Reporter: Noor Muhammad Falih | Editor: Dupla Kartini
JAKARTA. Di bawah binaan Pemerintah Provinsi (Pemprov) Jakarta, perekonomian warga Jalan Terogong III, Cilandak, mulai terangkat. Maklum, rata-rata yang menjadi perajin di Kampung Batik Betawi itu adalah para ibu yang tidak punya pekerjaan. Kini, mereka punya keahlian membatik tulis, yang bisa menghasilkan uang.
Salah seorang perajin, Aap Hafizoh berbagi teknik membatik yang biasa mereka gunakan di Kampung Batik Betawi. Menurutnya, teknik yang digunakan tidak berbeda dengan teknik membatik pada umumnya.
Masing-masing perajin wajib mengikuti setiap proses, mulai dari menggambar motif hingga pewarnaan. "Kami memilih motif yang berkaitan dengan ciri khas Betawi, seperti ondel-ondel dan Monas," tutur Aap.
Proses membatik diawali dengan menggambar motif batik di atas kain putih menggunakan pensil. Para perajin menggunakan meja kaca khusus, di mana di bagian bawah meja terdapat lampu yang bisa menerangi motif yang akan dijiplak. Setelah motif tergambar, dilanjutkan melukis kain menggunakan canting yang berisi malam atau lilin yang telah diencerkan.
Proses selanjutnya, pewarnaan kain dengan mencelupkan ke dalam cairan pewarna. Bagian yang telah tertutup lilin akan terhindar dari pewarnaan.
Perajin lain yang juga Ketua Paguyuban Batik Bewati, Siti Laela bilang, proses pasca pewarnaan yang memakan waktu cukup lama. Pasalnya, kain harus dijemur seharian.
Tahap terakhir adalah proses penghilangan lapisan lilin, dilakukan dengan merendam kain di dalam air panas. "Keseluruhan proses membatik paling tidak membutuhkan waktu dua hari," kata Laela.

▶ [DATA YANG DISEDIAKAN]:
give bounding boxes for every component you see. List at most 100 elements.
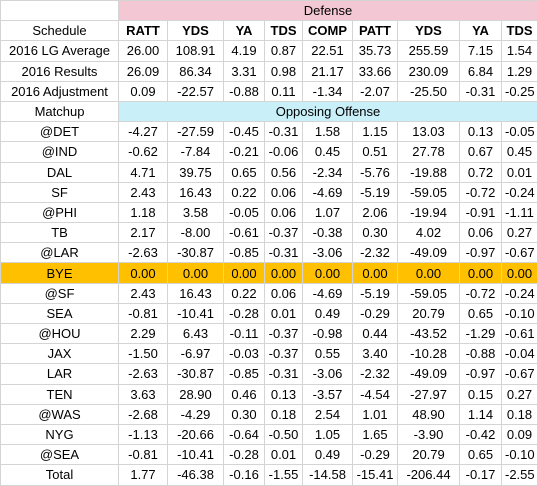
value-cell[interactable]: -0.72 xyxy=(460,182,502,202)
matchup-header-cell[interactable]: Matchup xyxy=(1,101,119,121)
value-cell[interactable]: -0.37 xyxy=(265,344,303,364)
row-label-cell[interactable]: TEN xyxy=(1,384,119,404)
value-cell[interactable]: -0.10 xyxy=(502,303,537,323)
value-cell[interactable]: -5.76 xyxy=(353,162,398,182)
value-cell[interactable]: -4.27 xyxy=(119,122,168,142)
value-cell[interactable]: 4.19 xyxy=(224,41,265,61)
value-cell[interactable]: -1.13 xyxy=(119,424,168,444)
row-label-cell[interactable]: 2016 LG Average xyxy=(1,41,119,61)
value-cell[interactable]: -2.68 xyxy=(119,404,168,424)
value-cell[interactable]: -0.62 xyxy=(119,142,168,162)
value-cell[interactable]: 0.18 xyxy=(265,404,303,424)
value-cell[interactable]: -0.91 xyxy=(460,202,502,222)
value-cell[interactable]: 0.45 xyxy=(502,142,537,162)
value-cell[interactable]: -6.97 xyxy=(168,344,224,364)
value-cell[interactable]: -0.29 xyxy=(353,445,398,465)
value-cell[interactable]: 0.30 xyxy=(353,223,398,243)
value-cell[interactable]: -22.57 xyxy=(168,81,224,101)
value-cell[interactable]: -0.21 xyxy=(224,142,265,162)
value-cell[interactable]: -4.54 xyxy=(353,384,398,404)
value-cell[interactable]: 1.65 xyxy=(353,424,398,444)
value-cell[interactable]: -59.05 xyxy=(398,182,460,202)
value-cell[interactable]: -2.63 xyxy=(119,364,168,384)
value-cell[interactable]: 22.51 xyxy=(303,41,353,61)
value-cell[interactable]: -0.28 xyxy=(224,303,265,323)
value-cell[interactable]: 1.29 xyxy=(502,61,537,81)
value-cell[interactable]: -10.41 xyxy=(168,445,224,465)
value-cell[interactable]: 0.00 xyxy=(398,263,460,283)
value-cell[interactable]: 0.13 xyxy=(460,122,502,142)
row-label-cell[interactable]: LAR xyxy=(1,364,119,384)
pass-yds-header-cell[interactable]: YDS xyxy=(398,21,460,41)
value-cell[interactable]: 0.00 xyxy=(353,263,398,283)
value-cell[interactable]: -0.37 xyxy=(265,324,303,344)
value-cell[interactable]: 0.06 xyxy=(265,202,303,222)
row-label-cell[interactable]: JAX xyxy=(1,344,119,364)
value-cell[interactable]: -0.06 xyxy=(265,142,303,162)
value-cell[interactable]: 1.77 xyxy=(119,465,168,485)
value-cell[interactable]: 21.17 xyxy=(303,61,353,81)
value-cell[interactable]: 108.91 xyxy=(168,41,224,61)
value-cell[interactable]: -0.88 xyxy=(460,344,502,364)
value-cell[interactable]: -0.81 xyxy=(119,445,168,465)
value-cell[interactable]: 0.98 xyxy=(265,61,303,81)
row-label-cell[interactable]: SF xyxy=(1,182,119,202)
value-cell[interactable]: 0.00 xyxy=(224,263,265,283)
value-cell[interactable]: 2.17 xyxy=(119,223,168,243)
ratt-header-cell[interactable]: RATT xyxy=(119,21,168,41)
value-cell[interactable]: -7.84 xyxy=(168,142,224,162)
value-cell[interactable]: -25.50 xyxy=(398,81,460,101)
value-cell[interactable]: -0.97 xyxy=(460,243,502,263)
value-cell[interactable]: 7.15 xyxy=(460,41,502,61)
value-cell[interactable]: 1.01 xyxy=(353,404,398,424)
row-label-cell[interactable]: DAL xyxy=(1,162,119,182)
value-cell[interactable]: 39.75 xyxy=(168,162,224,182)
value-cell[interactable]: 0.00 xyxy=(502,263,537,283)
value-cell[interactable]: -20.66 xyxy=(168,424,224,444)
value-cell[interactable]: 0.67 xyxy=(460,142,502,162)
rush-yds-header-cell[interactable]: YDS xyxy=(168,21,224,41)
value-cell[interactable]: -0.67 xyxy=(502,364,537,384)
value-cell[interactable]: 0.55 xyxy=(303,344,353,364)
value-cell[interactable]: -0.37 xyxy=(265,223,303,243)
value-cell[interactable]: 0.65 xyxy=(224,162,265,182)
value-cell[interactable]: -27.59 xyxy=(168,122,224,142)
value-cell[interactable]: -5.19 xyxy=(353,283,398,303)
value-cell[interactable]: 1.15 xyxy=(353,122,398,142)
value-cell[interactable]: 4.02 xyxy=(398,223,460,243)
value-cell[interactable]: 2.43 xyxy=(119,182,168,202)
row-label-cell[interactable]: @HOU xyxy=(1,324,119,344)
value-cell[interactable]: -1.50 xyxy=(119,344,168,364)
value-cell[interactable]: 0.00 xyxy=(265,263,303,283)
value-cell[interactable]: -0.17 xyxy=(460,465,502,485)
rush-tds-header-cell[interactable]: TDS xyxy=(265,21,303,41)
value-cell[interactable]: -3.90 xyxy=(398,424,460,444)
value-cell[interactable]: 0.18 xyxy=(502,404,537,424)
value-cell[interactable]: 16.43 xyxy=(168,283,224,303)
value-cell[interactable]: 3.58 xyxy=(168,202,224,222)
value-cell[interactable]: -0.31 xyxy=(265,122,303,142)
value-cell[interactable]: -43.52 xyxy=(398,324,460,344)
value-cell[interactable]: -1.55 xyxy=(265,465,303,485)
value-cell[interactable]: -0.24 xyxy=(502,283,537,303)
value-cell[interactable]: 0.44 xyxy=(353,324,398,344)
value-cell[interactable]: 33.66 xyxy=(353,61,398,81)
value-cell[interactable]: -0.61 xyxy=(224,223,265,243)
value-cell[interactable]: -0.31 xyxy=(460,81,502,101)
value-cell[interactable]: 1.18 xyxy=(119,202,168,222)
value-cell[interactable]: -2.63 xyxy=(119,243,168,263)
value-cell[interactable]: -3.06 xyxy=(303,364,353,384)
value-cell[interactable]: -3.57 xyxy=(303,384,353,404)
value-cell[interactable]: 20.79 xyxy=(398,445,460,465)
value-cell[interactable]: -0.64 xyxy=(224,424,265,444)
value-cell[interactable]: -2.55 xyxy=(502,465,537,485)
value-cell[interactable]: 1.58 xyxy=(303,122,353,142)
value-cell[interactable]: 0.45 xyxy=(303,142,353,162)
value-cell[interactable]: -0.25 xyxy=(502,81,537,101)
value-cell[interactable]: 48.90 xyxy=(398,404,460,424)
value-cell[interactable]: 2.43 xyxy=(119,283,168,303)
value-cell[interactable]: 0.30 xyxy=(224,404,265,424)
value-cell[interactable]: -0.05 xyxy=(224,202,265,222)
row-label-cell[interactable]: @SEA xyxy=(1,445,119,465)
value-cell[interactable]: 1.14 xyxy=(460,404,502,424)
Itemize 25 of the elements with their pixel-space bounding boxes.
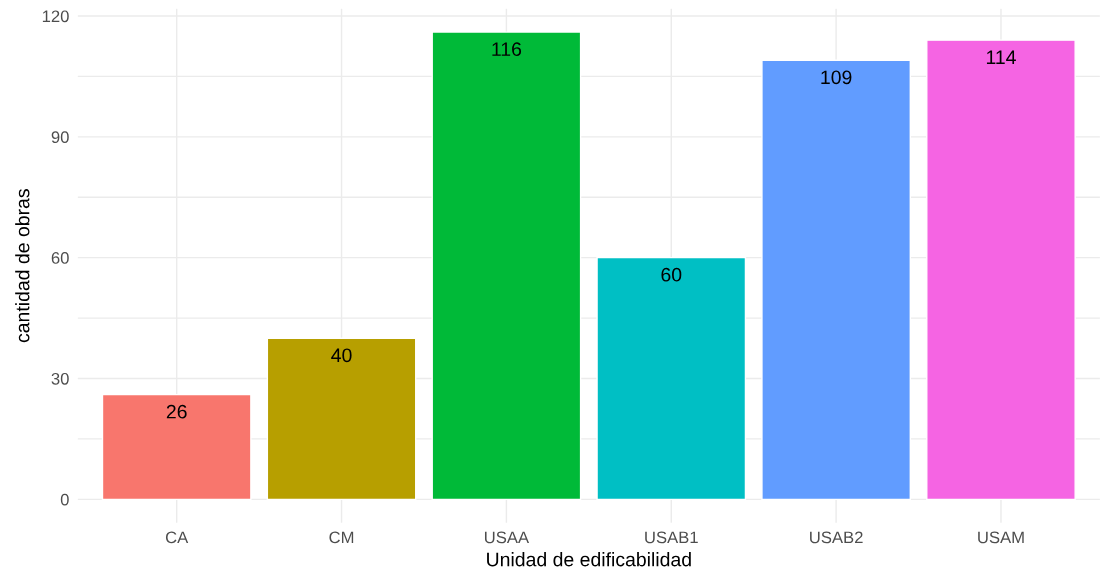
data-label: 116 <box>492 42 522 57</box>
x-axis-title: Unidad de edificabilidad <box>487 552 691 567</box>
data-label: 40 <box>331 348 352 363</box>
data-label: 114 <box>986 50 1016 64</box>
x-tick-label: CA <box>165 531 189 544</box>
data-label: 60 <box>661 267 682 282</box>
x-tick-label: USAM <box>978 531 1024 544</box>
bar <box>431 31 582 501</box>
x-tick-label: CM <box>329 531 354 544</box>
x-tick-label: USAB2 <box>810 531 863 544</box>
bar <box>101 393 252 501</box>
y-tick-label: 0 <box>60 493 69 506</box>
bar <box>926 39 1076 501</box>
bar <box>596 256 747 501</box>
x-tick-label: USAB1 <box>645 531 698 544</box>
data-label: 26 <box>166 404 187 419</box>
y-tick-label: 90 <box>51 131 69 144</box>
y-tick-label: 30 <box>51 372 69 385</box>
y-axis-title: cantidad de obras <box>15 189 30 343</box>
y-tick-label: 60 <box>51 252 69 264</box>
x-tick-label: USAA <box>484 531 530 544</box>
data-label: 109 <box>821 70 852 85</box>
bar <box>266 337 417 501</box>
bar <box>761 59 911 501</box>
y-tick-label: 120 <box>42 10 69 23</box>
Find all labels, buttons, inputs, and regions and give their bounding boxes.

▶ [KERJAKAN BERIKUT INI]:
**a.** Tuliskan kembali tanpa perubahan bagian teks tentang Kampung Batik Betawi yang diawali dengan kata-kata berisi "Proses membatik diawali" dan diakhiri dengan "harus dijemur seharian.".
**b.** Ubah paragraf yang dimulai dengan "Proses membatik diawali" dalam teks tentang Kampung Batik Betawi menjadi daftar langkah singkat yang tetap memuat fakta utamanya.
**c.** Sambung teks tentang Kampung Batik Betawi mulai dari kalimat terakhirnya.
Catatan-catatan tersebut tidak berperan dalam pengerjaan ini.

▶ [JAWABAN TERTULIS]:
**a.**
Proses membatik diawali dengan menggambar motif batik di atas kain putih menggunakan pensil. Para perajin menggunakan meja kaca khusus, di mana di bagian bawah meja terdapat lampu yang bisa menerangi motif yang akan dijiplak. Setelah motif tergambar, dilanjutkan melukis kain menggunakan canting yang berisi malam atau lilin yang telah diencerkan.
Proses selanjutnya, pewarnaan kain dengan mencelupkan ke dalam cairan pewarna. Bagian yang telah tertutup lilin akan terhindar dari pewarnaan.
Perajin lain yang juga Ketua Paguyuban Batik Bewati, Siti Laela bilang, proses pasca pewarnaan yang memakan waktu cukup lama. Pasalnya, kain harus dijemur seharian.

**b.**
- Motif batik digambar dengan pensil di atas kain putih.
- Perajin menjiplak motif di atas meja kaca khusus yang diterangi lampu dari bawah.
- Setelah motif tergambar, kain dilukis dengan canting berisi malam atau lilin yang telah diencerkan.

**c.**
Ia mengaku, selama ini, tidak ada kendala teknis yang dirasakan para perajin anggota paguyuban. Hanya, alat produksi yang digunakan memang masih terbatas. Para perajin belum memiliki alat sendiri, sehingga masih menggunakan peralatan yang tersedia di rumah paguyuban.
Di samping itu, kata Laela, masih sulit mengajak warga Jalan Terogong untuk ikut bergabung menjadi perajin batik betawi. "Di benak warga, membatik itu butuh proses lama dan tidak menghasilkan uang besar. Inilah tantangan bagi kami untuk mengubah mindset mereka," ujarnya.
Beragam cara pernah dilakukan Laela supaya warga yang belum mau membatik tergerak minatnya untuk ikut membatik. Misalnya, ia pernah menggandeng Kasandra Putranto, mantan finalis Abang-None 1989 untuk sosialisasi batik betawi. "Waktu itu yang hadir banyak, antusias sampai 40 orang. Tapi, yang sekarang bertahan orang-orangnya itu-itu juga," keluh Laela.
Meski begitu, pengurus paguyuban tidak putus asa. Aap yang juga salah satu pengurus yakin, jika pamor batik Betawi melejit, maka bisa menjadi magnet besar bagi warga lain untuk ikut terjun membaik tulis. (Selesai)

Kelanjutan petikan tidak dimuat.